Saved entries
· · ·
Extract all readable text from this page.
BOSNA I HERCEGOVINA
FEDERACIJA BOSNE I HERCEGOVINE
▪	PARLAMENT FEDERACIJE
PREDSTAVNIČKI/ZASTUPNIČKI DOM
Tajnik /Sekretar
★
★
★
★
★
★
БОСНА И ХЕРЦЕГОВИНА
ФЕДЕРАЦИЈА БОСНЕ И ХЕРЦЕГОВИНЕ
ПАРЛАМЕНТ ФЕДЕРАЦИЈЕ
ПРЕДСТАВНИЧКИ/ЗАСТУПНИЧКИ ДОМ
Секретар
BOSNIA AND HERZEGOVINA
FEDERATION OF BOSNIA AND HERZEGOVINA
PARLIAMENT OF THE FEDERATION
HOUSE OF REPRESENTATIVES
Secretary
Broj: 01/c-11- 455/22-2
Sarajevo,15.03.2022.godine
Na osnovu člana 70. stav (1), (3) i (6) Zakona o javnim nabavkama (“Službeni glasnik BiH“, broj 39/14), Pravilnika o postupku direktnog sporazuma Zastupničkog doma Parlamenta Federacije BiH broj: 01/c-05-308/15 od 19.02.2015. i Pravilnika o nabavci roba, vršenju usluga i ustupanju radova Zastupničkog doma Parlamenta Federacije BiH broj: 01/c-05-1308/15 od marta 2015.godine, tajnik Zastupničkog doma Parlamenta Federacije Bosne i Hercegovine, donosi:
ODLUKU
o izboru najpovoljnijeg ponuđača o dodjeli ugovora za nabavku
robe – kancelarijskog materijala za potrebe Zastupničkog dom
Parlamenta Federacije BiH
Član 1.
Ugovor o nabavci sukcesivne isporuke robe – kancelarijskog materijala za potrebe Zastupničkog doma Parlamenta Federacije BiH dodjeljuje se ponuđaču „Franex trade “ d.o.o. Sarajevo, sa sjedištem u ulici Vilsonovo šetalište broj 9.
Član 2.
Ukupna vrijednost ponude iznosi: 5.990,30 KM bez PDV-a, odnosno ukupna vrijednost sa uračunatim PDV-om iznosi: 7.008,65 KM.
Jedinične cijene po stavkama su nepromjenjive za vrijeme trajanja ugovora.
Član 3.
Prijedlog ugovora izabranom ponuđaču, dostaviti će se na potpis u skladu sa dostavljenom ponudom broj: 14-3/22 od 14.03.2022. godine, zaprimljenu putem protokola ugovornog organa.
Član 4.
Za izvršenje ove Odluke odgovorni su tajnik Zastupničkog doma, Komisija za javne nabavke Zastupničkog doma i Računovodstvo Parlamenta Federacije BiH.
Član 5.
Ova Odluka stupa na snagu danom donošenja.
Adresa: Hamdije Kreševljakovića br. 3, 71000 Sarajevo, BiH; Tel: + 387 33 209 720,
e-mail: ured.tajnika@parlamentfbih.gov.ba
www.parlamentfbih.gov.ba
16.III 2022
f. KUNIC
· · ·
■ Exercise description ■
Gather from the entries above all lines that include the string "parlamentfbih".

■ Completed exercise ■
e-mail: ured.tajnika@parlamentfbih.gov.ba
www.parlamentfbih.gov.ba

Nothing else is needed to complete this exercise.